Entries with figure data:
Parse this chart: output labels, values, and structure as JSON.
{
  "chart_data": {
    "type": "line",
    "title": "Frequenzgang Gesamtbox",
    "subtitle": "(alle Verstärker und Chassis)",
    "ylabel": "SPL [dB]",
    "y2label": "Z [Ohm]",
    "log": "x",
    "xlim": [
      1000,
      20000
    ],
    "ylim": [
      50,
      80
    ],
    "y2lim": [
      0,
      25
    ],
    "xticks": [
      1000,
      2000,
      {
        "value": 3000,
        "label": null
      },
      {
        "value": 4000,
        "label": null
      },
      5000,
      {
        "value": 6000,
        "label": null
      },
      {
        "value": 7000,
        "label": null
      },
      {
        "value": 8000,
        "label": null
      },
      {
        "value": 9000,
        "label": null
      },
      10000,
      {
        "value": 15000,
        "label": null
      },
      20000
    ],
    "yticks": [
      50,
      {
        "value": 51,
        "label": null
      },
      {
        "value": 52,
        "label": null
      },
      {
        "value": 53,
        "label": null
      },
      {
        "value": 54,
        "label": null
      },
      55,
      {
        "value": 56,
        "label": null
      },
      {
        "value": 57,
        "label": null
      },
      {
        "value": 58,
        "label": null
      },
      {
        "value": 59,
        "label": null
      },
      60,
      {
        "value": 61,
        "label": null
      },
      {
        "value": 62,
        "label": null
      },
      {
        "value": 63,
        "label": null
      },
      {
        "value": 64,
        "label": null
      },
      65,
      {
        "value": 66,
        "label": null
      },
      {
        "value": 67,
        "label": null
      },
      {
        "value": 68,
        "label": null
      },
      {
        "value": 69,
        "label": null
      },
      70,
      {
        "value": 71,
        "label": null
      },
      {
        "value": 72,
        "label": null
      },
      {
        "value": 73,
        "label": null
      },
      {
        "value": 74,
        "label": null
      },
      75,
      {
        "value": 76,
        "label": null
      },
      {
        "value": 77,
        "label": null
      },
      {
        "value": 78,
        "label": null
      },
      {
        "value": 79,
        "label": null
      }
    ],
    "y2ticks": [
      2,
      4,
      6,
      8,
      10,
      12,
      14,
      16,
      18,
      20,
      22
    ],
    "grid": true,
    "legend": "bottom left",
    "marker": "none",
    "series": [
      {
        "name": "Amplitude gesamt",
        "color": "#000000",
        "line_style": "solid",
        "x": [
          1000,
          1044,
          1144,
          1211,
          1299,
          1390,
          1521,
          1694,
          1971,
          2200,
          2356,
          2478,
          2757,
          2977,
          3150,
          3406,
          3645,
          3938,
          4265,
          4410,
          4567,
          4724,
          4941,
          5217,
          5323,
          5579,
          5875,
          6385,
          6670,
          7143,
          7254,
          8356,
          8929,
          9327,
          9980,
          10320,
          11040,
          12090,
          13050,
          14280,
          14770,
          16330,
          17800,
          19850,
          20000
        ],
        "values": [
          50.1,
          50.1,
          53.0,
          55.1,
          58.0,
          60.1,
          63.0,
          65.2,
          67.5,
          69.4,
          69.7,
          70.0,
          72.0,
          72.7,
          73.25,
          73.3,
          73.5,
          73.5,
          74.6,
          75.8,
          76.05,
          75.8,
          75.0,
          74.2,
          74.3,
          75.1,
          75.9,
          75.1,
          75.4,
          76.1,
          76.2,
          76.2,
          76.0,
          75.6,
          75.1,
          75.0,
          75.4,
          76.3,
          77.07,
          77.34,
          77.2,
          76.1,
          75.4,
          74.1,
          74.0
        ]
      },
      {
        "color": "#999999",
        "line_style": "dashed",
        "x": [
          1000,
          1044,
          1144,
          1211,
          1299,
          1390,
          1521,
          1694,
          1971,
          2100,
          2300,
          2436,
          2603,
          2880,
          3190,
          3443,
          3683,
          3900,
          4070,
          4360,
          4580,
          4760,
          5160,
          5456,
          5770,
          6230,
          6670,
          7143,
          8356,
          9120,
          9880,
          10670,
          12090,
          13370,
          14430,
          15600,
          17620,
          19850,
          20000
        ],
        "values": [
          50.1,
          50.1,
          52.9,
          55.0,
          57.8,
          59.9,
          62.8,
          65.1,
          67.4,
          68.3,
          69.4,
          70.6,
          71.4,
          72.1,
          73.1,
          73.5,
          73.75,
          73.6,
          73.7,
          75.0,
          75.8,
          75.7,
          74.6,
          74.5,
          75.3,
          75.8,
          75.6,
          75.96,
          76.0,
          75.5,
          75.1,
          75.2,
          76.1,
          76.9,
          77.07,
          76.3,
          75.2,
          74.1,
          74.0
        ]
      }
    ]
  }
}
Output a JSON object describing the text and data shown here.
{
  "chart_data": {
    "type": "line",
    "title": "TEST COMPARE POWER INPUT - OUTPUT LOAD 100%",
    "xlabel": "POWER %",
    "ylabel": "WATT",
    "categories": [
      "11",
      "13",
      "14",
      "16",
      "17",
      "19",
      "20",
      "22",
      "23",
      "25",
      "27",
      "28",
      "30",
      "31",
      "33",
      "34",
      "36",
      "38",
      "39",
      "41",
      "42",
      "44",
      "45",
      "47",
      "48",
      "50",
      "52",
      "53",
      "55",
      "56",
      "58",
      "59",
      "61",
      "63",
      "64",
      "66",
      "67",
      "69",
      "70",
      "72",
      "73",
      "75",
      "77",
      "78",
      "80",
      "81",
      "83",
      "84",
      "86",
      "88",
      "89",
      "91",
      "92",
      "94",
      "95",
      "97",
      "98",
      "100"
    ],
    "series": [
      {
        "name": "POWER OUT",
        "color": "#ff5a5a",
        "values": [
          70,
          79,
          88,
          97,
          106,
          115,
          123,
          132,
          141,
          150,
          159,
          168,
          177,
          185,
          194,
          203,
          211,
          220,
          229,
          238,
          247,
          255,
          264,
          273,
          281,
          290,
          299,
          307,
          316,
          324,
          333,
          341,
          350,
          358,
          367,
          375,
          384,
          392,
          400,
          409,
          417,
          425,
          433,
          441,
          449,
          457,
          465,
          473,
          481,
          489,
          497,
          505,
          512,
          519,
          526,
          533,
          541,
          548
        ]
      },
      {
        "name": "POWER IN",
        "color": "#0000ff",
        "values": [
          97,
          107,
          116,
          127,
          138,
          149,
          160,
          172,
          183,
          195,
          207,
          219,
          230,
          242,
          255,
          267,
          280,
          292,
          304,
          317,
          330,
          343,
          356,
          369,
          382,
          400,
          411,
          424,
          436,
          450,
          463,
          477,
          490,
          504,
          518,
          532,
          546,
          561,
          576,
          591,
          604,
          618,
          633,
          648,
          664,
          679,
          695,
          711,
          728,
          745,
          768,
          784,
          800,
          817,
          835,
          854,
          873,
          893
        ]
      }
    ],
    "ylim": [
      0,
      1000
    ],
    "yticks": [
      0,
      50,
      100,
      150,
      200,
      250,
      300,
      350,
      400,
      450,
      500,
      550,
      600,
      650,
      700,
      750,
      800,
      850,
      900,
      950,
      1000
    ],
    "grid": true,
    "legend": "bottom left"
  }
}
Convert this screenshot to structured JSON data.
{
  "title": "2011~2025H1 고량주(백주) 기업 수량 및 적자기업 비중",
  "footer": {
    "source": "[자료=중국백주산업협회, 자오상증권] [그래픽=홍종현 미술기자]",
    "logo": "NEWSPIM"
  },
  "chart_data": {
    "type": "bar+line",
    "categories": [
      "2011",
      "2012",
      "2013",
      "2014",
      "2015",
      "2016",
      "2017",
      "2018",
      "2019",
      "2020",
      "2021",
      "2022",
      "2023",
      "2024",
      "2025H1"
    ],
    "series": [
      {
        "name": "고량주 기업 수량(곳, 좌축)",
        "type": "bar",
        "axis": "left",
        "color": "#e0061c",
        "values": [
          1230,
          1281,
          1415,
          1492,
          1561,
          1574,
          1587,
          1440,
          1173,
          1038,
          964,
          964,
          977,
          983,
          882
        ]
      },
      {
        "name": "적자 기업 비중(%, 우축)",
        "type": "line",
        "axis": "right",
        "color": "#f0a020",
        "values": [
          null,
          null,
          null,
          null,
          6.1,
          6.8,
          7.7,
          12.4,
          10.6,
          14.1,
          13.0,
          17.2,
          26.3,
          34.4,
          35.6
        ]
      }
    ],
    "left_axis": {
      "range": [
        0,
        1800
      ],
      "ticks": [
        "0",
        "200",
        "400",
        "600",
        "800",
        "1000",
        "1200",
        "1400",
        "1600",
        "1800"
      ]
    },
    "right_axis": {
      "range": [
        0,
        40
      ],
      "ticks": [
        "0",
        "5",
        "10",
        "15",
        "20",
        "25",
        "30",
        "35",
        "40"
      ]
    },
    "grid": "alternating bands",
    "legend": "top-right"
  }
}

:: Stated goal ::
Tally the lines of the listing above that include the word "name". Answer with the number alone.

:: Task result ::
5